Exercise prompt: From the entries below, report how many lines contain the string "sequence". Give only that number.

[start]

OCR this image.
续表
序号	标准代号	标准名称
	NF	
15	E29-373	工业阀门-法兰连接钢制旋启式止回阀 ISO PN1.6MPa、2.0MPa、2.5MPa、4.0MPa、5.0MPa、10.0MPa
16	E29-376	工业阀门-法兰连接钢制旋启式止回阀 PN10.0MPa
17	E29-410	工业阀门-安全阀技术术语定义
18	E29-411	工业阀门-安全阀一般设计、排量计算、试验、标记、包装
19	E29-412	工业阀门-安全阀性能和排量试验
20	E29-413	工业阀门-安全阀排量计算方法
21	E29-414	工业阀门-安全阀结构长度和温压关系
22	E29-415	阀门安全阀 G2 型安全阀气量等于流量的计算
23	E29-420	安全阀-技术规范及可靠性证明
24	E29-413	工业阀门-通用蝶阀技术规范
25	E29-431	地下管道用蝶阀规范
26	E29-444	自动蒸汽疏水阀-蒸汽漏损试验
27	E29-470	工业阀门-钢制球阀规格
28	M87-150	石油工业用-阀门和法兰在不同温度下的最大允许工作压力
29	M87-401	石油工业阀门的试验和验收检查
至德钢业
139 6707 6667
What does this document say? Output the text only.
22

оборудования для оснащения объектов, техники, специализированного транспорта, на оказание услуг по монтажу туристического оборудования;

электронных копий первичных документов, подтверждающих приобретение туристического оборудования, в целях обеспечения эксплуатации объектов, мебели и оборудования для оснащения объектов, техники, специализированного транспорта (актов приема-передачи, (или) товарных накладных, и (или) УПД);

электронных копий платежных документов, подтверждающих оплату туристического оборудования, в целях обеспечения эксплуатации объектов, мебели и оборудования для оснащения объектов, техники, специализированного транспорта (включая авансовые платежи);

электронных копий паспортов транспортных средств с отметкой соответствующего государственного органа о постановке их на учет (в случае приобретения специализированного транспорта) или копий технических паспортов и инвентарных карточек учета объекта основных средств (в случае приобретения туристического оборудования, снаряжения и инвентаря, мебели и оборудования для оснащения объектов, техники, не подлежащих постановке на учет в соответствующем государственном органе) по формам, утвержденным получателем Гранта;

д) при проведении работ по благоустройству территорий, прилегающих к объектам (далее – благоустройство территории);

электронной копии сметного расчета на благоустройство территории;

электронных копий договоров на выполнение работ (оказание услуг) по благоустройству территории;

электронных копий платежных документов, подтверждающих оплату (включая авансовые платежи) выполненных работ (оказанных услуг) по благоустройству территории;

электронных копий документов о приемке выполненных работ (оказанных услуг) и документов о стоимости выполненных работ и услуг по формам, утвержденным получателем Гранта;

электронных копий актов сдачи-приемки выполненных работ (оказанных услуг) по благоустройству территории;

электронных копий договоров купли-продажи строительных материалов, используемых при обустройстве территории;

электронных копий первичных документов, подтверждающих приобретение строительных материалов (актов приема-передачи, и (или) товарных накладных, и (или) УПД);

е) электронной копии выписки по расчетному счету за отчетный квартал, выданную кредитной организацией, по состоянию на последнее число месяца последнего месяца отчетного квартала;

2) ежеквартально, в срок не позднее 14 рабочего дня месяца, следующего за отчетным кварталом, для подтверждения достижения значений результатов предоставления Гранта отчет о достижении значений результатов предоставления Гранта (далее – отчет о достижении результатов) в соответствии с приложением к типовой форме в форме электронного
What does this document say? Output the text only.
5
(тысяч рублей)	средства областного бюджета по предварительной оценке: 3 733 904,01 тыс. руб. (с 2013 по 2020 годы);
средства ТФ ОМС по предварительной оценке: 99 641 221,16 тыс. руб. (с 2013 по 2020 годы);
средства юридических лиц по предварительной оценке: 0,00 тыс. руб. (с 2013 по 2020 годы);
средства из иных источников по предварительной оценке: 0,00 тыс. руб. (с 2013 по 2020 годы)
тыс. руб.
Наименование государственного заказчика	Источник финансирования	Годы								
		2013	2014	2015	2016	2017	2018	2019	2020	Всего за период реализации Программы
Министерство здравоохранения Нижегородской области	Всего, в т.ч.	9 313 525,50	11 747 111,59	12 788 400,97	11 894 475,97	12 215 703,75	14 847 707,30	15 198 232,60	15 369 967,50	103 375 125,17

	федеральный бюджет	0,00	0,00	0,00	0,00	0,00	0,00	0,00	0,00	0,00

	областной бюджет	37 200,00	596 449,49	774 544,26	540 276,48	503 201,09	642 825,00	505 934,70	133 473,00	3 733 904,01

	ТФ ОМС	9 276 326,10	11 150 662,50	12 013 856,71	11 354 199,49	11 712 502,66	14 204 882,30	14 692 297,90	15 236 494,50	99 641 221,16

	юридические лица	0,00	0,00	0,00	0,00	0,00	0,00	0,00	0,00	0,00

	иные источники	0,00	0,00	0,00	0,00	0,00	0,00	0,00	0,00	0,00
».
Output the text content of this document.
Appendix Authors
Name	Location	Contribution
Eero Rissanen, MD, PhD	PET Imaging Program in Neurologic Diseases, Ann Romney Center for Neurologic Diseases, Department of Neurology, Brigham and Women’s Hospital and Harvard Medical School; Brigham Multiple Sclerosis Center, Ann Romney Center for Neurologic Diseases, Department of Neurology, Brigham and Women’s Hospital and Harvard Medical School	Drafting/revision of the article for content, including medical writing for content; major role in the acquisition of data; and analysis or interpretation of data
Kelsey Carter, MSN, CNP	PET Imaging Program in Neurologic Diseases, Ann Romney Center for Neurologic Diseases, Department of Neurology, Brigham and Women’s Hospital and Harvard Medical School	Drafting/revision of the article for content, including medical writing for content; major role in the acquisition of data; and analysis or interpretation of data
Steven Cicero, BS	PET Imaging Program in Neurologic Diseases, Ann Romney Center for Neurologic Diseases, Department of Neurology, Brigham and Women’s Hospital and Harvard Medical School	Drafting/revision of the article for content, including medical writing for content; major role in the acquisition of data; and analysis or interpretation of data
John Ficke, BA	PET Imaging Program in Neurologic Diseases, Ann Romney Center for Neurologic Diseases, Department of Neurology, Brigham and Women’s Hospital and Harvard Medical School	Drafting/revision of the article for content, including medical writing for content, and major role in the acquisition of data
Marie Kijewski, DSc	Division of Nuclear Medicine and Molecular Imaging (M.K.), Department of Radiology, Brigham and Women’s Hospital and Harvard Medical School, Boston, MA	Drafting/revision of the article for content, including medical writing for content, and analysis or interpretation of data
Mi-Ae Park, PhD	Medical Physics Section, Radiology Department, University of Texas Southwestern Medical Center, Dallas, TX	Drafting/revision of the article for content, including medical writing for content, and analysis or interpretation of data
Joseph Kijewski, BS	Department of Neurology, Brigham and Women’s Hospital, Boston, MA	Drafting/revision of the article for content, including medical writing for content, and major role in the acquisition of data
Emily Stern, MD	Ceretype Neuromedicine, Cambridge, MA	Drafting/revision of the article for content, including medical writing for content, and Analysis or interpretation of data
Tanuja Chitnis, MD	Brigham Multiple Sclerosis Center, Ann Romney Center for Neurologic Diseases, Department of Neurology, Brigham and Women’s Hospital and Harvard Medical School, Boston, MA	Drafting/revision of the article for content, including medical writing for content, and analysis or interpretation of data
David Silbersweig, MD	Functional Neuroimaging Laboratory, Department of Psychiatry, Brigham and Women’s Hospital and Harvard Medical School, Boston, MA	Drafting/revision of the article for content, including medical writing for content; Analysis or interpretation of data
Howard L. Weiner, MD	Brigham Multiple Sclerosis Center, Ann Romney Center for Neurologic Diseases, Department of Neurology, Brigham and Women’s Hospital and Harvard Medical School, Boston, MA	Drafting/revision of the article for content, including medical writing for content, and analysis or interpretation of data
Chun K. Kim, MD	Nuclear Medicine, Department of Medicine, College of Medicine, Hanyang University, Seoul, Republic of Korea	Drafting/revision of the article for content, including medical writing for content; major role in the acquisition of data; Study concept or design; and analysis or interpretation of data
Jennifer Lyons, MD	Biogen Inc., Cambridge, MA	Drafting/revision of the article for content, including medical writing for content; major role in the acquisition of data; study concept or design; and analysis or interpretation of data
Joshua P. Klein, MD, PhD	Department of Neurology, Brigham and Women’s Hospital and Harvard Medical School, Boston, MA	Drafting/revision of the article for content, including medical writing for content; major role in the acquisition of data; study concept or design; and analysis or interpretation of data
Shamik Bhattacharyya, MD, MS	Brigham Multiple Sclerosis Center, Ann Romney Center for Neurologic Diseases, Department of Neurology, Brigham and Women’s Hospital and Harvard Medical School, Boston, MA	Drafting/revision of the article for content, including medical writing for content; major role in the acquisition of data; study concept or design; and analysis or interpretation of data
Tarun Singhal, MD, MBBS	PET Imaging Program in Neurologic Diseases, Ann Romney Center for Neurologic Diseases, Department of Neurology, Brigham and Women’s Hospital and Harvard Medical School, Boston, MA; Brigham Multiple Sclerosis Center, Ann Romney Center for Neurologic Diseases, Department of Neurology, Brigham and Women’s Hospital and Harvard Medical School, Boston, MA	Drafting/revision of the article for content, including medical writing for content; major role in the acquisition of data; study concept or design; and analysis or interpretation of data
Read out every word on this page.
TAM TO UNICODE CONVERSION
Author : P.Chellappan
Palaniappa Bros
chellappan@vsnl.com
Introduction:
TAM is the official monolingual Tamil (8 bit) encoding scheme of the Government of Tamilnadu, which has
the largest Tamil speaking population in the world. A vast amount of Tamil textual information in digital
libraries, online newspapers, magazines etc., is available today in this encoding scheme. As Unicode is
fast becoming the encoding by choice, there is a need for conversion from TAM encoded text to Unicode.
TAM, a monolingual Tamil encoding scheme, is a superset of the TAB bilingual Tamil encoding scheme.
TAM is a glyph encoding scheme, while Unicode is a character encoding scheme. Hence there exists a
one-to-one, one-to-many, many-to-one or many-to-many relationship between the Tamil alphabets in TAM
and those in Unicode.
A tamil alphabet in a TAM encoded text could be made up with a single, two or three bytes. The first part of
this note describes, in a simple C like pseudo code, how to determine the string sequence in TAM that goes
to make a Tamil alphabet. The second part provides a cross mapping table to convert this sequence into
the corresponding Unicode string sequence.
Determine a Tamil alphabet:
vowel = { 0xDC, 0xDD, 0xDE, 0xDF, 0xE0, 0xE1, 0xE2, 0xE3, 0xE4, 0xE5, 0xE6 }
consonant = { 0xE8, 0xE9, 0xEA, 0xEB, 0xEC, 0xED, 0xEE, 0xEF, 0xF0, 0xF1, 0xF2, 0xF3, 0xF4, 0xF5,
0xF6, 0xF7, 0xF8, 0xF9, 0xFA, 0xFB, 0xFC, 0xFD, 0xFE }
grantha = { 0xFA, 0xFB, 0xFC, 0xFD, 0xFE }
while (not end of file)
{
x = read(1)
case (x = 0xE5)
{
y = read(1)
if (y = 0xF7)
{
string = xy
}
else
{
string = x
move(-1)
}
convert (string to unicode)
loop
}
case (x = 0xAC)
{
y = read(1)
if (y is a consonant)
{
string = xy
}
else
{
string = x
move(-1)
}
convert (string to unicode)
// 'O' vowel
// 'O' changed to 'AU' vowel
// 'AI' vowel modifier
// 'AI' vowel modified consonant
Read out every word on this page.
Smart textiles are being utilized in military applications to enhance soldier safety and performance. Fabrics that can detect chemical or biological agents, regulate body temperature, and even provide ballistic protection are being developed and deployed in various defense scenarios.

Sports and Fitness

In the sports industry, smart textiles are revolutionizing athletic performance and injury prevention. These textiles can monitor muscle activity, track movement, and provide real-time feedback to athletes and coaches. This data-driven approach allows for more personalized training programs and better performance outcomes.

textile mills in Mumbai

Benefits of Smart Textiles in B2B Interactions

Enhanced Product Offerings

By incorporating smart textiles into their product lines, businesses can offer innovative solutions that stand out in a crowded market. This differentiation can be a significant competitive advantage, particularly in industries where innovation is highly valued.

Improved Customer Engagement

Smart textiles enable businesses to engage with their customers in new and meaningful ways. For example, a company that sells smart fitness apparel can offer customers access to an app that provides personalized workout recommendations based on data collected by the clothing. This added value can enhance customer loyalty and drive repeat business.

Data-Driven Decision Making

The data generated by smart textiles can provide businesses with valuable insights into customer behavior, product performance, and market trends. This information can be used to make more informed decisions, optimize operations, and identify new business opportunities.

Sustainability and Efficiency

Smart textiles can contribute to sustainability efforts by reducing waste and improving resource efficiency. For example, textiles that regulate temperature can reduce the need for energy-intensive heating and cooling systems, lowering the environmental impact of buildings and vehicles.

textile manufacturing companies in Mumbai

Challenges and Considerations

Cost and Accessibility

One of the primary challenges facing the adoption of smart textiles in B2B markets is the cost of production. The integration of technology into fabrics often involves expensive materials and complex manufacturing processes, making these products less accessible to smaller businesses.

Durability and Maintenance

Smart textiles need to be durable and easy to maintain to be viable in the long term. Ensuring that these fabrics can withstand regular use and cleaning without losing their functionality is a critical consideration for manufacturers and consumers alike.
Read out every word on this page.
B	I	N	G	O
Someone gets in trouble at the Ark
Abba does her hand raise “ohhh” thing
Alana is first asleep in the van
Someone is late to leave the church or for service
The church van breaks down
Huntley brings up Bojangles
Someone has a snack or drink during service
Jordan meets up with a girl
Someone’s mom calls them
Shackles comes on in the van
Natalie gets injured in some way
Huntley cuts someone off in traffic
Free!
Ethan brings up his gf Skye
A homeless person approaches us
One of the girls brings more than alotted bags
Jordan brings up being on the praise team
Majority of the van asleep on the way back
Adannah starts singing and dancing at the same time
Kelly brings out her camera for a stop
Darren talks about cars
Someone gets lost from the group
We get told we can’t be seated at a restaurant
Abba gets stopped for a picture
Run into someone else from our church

[end]

Expected output: 3